(TASK): Any pictures in the records below should be skipped; write out everything else exactly.

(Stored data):
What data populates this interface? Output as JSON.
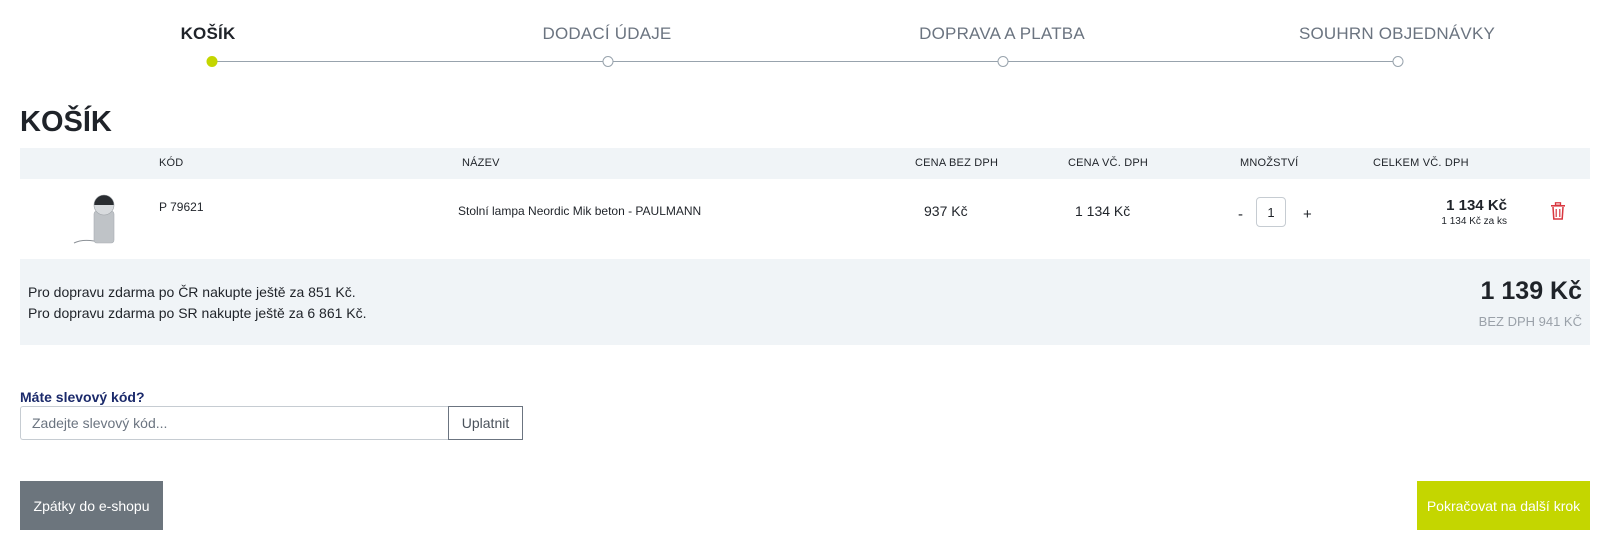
{
  "steps": [
    {
      "label": "KOŠÍK",
      "active": true
    },
    {
      "label": "DODACÍ ÚDAJE",
      "active": false
    },
    {
      "label": "DOPRAVA A PLATBA",
      "active": false
    },
    {
      "label": "SOUHRN OBJEDNÁVKY",
      "active": false
    }
  ],
  "page_title": "KOŠÍK",
  "table": {
    "headers": {
      "code": "KÓD",
      "name": "NÁZEV",
      "price_net": "CENA BEZ DPH",
      "price_gross": "CENA VČ. DPH",
      "quantity": "MNOŽSTVÍ",
      "total": "CELKEM VČ. DPH"
    },
    "items": [
      {
        "image_icon": "table-lamp-image",
        "code": "P 79621",
        "name": "Stolní lampa Neordic Mik beton - PAULMANN",
        "price_net": "937 Kč",
        "price_gross": "1 134 Kč",
        "quantity_minus": "-",
        "quantity": "1",
        "quantity_plus": "+",
        "total": "1 134 Kč",
        "unit_price": "1 134 Kč za ks",
        "delete_icon": "trash-icon"
      }
    ]
  },
  "summary": {
    "shipping_cz": "Pro dopravu zdarma po ČR nakupte ještě za 851 Kč.",
    "shipping_sk": "Pro dopravu zdarma po SR nakupte ještě za 6 861 Kč.",
    "total": "1 139 Kč",
    "total_net": "BEZ DPH 941 KČ"
  },
  "discount": {
    "label": "Máte slevový kód?",
    "placeholder": "Zadejte slevový kód...",
    "apply_label": "Uplatnit"
  },
  "buttons": {
    "back_label": "Zpátky do e-shopu",
    "next_label": "Pokračovat na další krok"
  },
  "colors": {
    "accent": "#c4d600",
    "back_button": "#6c757d",
    "delete_icon": "#d9363e",
    "discount_label": "#1b2a6b"
  }
}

(EXERCISE OUTPUT):
What data populates this interface? Output as JSON.
{
  "steps": [
    {
      "label": "KOŠÍK",
      "active": true
    },
    {
      "label": "DODACÍ ÚDAJE",
      "active": false
    },
    {
      "label": "DOPRAVA A PLATBA",
      "active": false
    },
    {
      "label": "SOUHRN OBJEDNÁVKY",
      "active": false
    }
  ],
  "page_title": "KOŠÍK",
  "table": {
    "headers": {
      "code": "KÓD",
      "name": "NÁZEV",
      "price_net": "CENA BEZ DPH",
      "price_gross": "CENA VČ. DPH",
      "quantity": "MNOŽSTVÍ",
      "total": "CELKEM VČ. DPH"
    },
    "items": [
      {
        "image_icon": "table-lamp-image",
        "code": "P 79621",
        "name": "Stolní lampa Neordic Mik beton - PAULMANN",
        "price_net": "937 Kč",
        "price_gross": "1 134 Kč",
        "quantity_minus": "-",
        "quantity": "1",
        "quantity_plus": "+",
        "total": "1 134 Kč",
        "unit_price": "1 134 Kč za ks",
        "delete_icon": "trash-icon"
      }
    ]
  },
  "summary": {
    "shipping_cz": "Pro dopravu zdarma po ČR nakupte ještě za 851 Kč.",
    "shipping_sk": "Pro dopravu zdarma po SR nakupte ještě za 6 861 Kč.",
    "total": "1 139 Kč",
    "total_net": "BEZ DPH 941 KČ"
  },
  "discount": {
    "label": "Máte slevový kód?",
    "placeholder": "Zadejte slevový kód...",
    "apply_label": "Uplatnit"
  },
  "buttons": {
    "back_label": "Zpátky do e-shopu",
    "next_label": "Pokračovat na další krok"
  },
  "colors": {
    "accent": "#c4d600",
    "back_button": "#6c757d",
    "delete_icon": "#d9363e",
    "discount_label": "#1b2a6b"
  }
}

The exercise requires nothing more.